:: GOAL ::
Copy the data that follows, character for character, minus the pictures.

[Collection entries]
_ _ _

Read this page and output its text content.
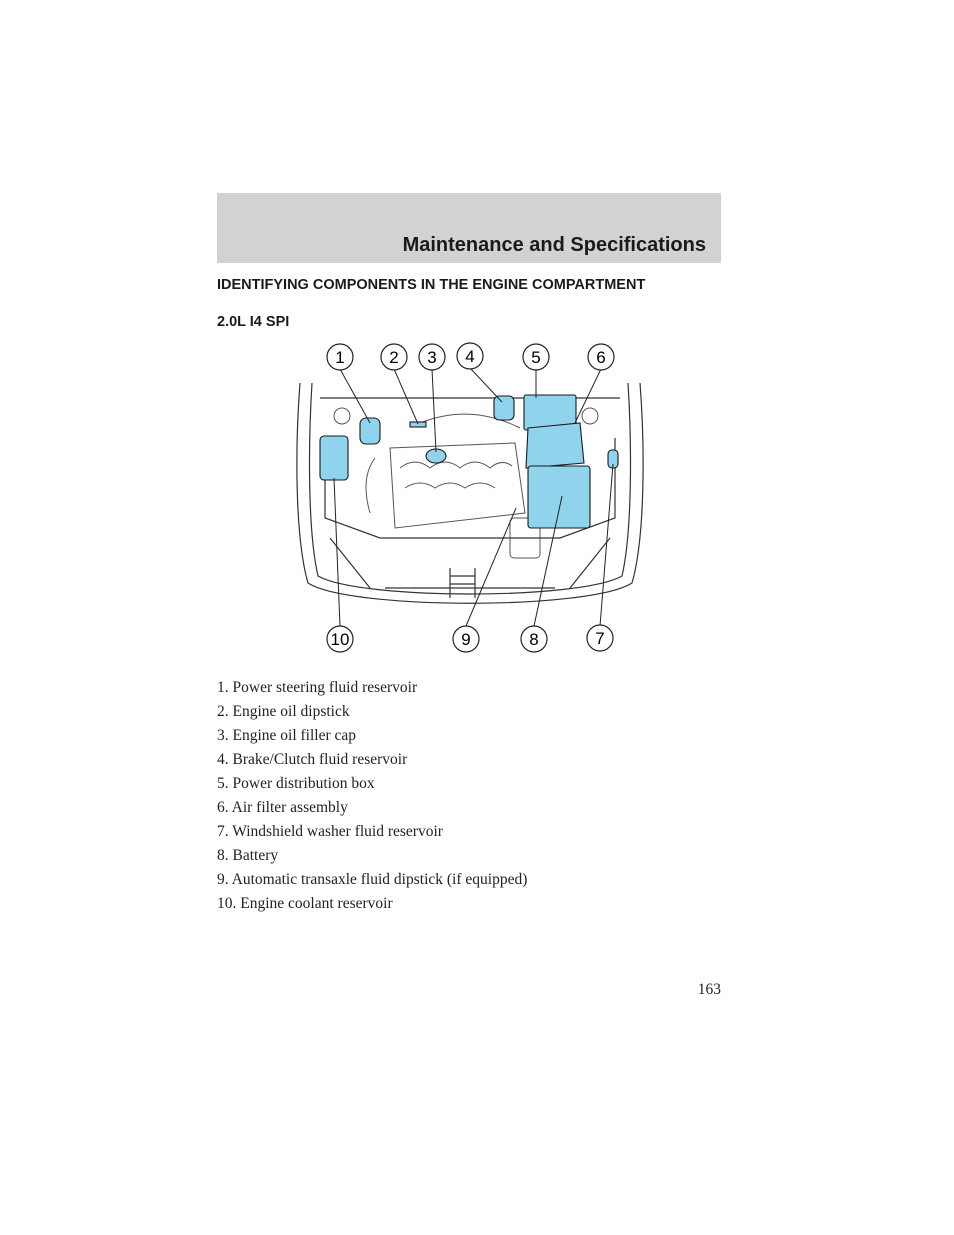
Maintenance and Specifications
IDENTIFYING COMPONENTS IN THE ENGINE COMPARTMENT
2.0L I4 SPI
1	2 3 4	5	6
7
8
9
10
1. Power steering fluid reservoir
2. Engine oil dipstick
3. Engine oil filler cap
4. Brake/Clutch fluid reservoir
5. Power distribution box
6. Air filter assembly
7. Windshield washer fluid reservoir
8. Battery
9. Automatic transaxle fluid dipstick (if equipped)
10. Engine coolant reservoir
163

_ _ _

:: PROBLEM SOLUTION ::
Read this page and output its text content.
Maintenance and Specifications
IDENTIFYING COMPONENTS IN THE ENGINE COMPARTMENT
2.0L I4 SPI
1	2 3 4	5	6
7
8
9
10
1. Power steering fluid reservoir
2. Engine oil dipstick
3. Engine oil filler cap
4. Brake/Clutch fluid reservoir
5. Power distribution box
6. Air filter assembly
7. Windshield washer fluid reservoir
8. Battery
9. Automatic transaxle fluid dipstick (if equipped)
10. Engine coolant reservoir
163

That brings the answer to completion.